┌─ Records for processing

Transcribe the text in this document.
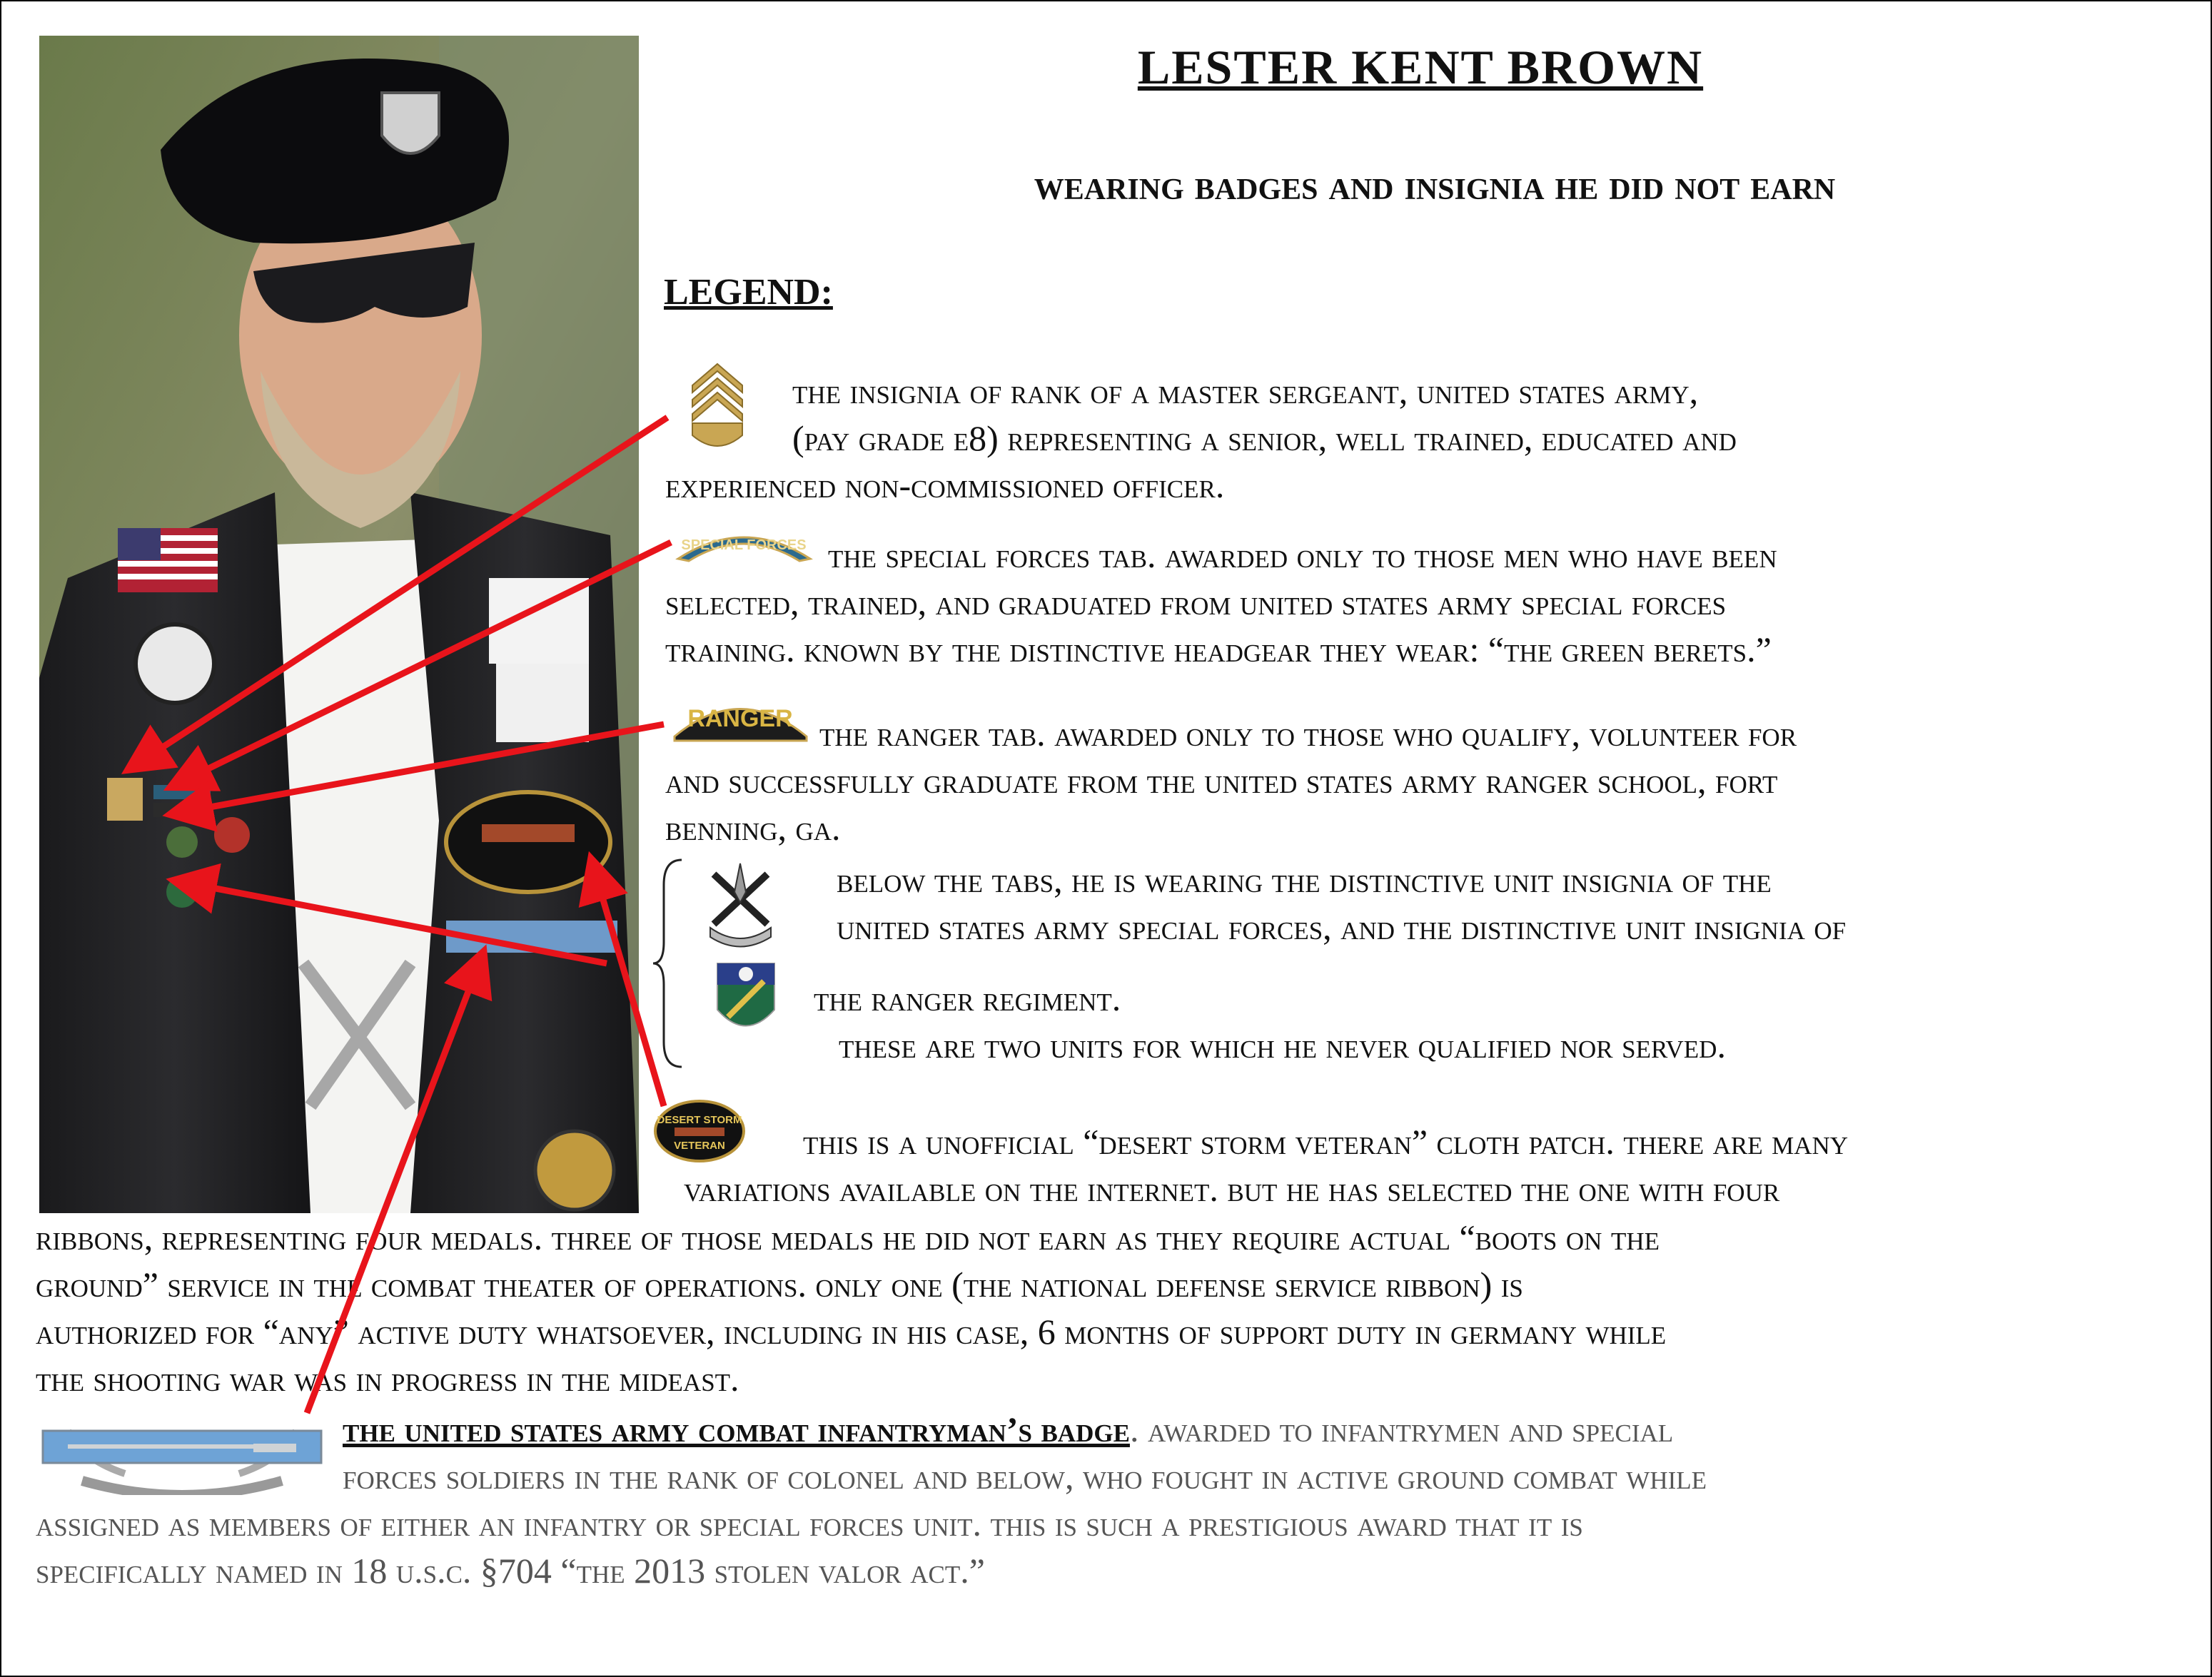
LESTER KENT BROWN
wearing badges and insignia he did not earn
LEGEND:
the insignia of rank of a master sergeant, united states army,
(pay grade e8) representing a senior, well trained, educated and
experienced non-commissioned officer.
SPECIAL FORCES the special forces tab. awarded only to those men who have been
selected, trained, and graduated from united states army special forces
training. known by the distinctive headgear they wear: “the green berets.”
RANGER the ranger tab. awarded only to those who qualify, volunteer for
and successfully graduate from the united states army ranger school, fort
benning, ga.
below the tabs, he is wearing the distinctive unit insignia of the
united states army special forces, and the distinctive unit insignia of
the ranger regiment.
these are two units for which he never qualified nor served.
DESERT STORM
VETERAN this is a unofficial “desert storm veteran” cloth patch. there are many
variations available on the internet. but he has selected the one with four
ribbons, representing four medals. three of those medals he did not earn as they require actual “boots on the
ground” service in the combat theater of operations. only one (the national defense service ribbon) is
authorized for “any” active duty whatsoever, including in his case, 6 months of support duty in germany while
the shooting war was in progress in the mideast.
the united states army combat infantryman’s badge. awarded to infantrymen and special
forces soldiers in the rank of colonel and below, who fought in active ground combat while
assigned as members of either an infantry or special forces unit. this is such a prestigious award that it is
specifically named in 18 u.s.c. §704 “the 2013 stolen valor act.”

└─

* _Exercise task_: Omit each picture, then return all of the listing exactly as it stands.

* _Complete answer_:
Transcribe the text in this document.
LESTER KENT BROWN
wearing badges and insignia he did not earn
LEGEND:
the insignia of rank of a master sergeant, united states army,
(pay grade e8) representing a senior, well trained, educated and
experienced non-commissioned officer.
SPECIAL FORCES the special forces tab. awarded only to those men who have been
selected, trained, and graduated from united states army special forces
training. known by the distinctive headgear they wear: “the green berets.”
RANGER the ranger tab. awarded only to those who qualify, volunteer for
and successfully graduate from the united states army ranger school, fort
benning, ga.
below the tabs, he is wearing the distinctive unit insignia of the
united states army special forces, and the distinctive unit insignia of
the ranger regiment.
these are two units for which he never qualified nor served.
DESERT STORM
VETERAN this is a unofficial “desert storm veteran” cloth patch. there are many
variations available on the internet. but he has selected the one with four
ribbons, representing four medals. three of those medals he did not earn as they require actual “boots on the
ground” service in the combat theater of operations. only one (the national defense service ribbon) is
authorized for “any” active duty whatsoever, including in his case, 6 months of support duty in germany while
the shooting war was in progress in the mideast.
the united states army combat infantryman’s badge. awarded to infantrymen and special
forces soldiers in the rank of colonel and below, who fought in active ground combat while
assigned as members of either an infantry or special forces unit. this is such a prestigious award that it is
specifically named in 18 u.s.c. §704 “the 2013 stolen valor act.”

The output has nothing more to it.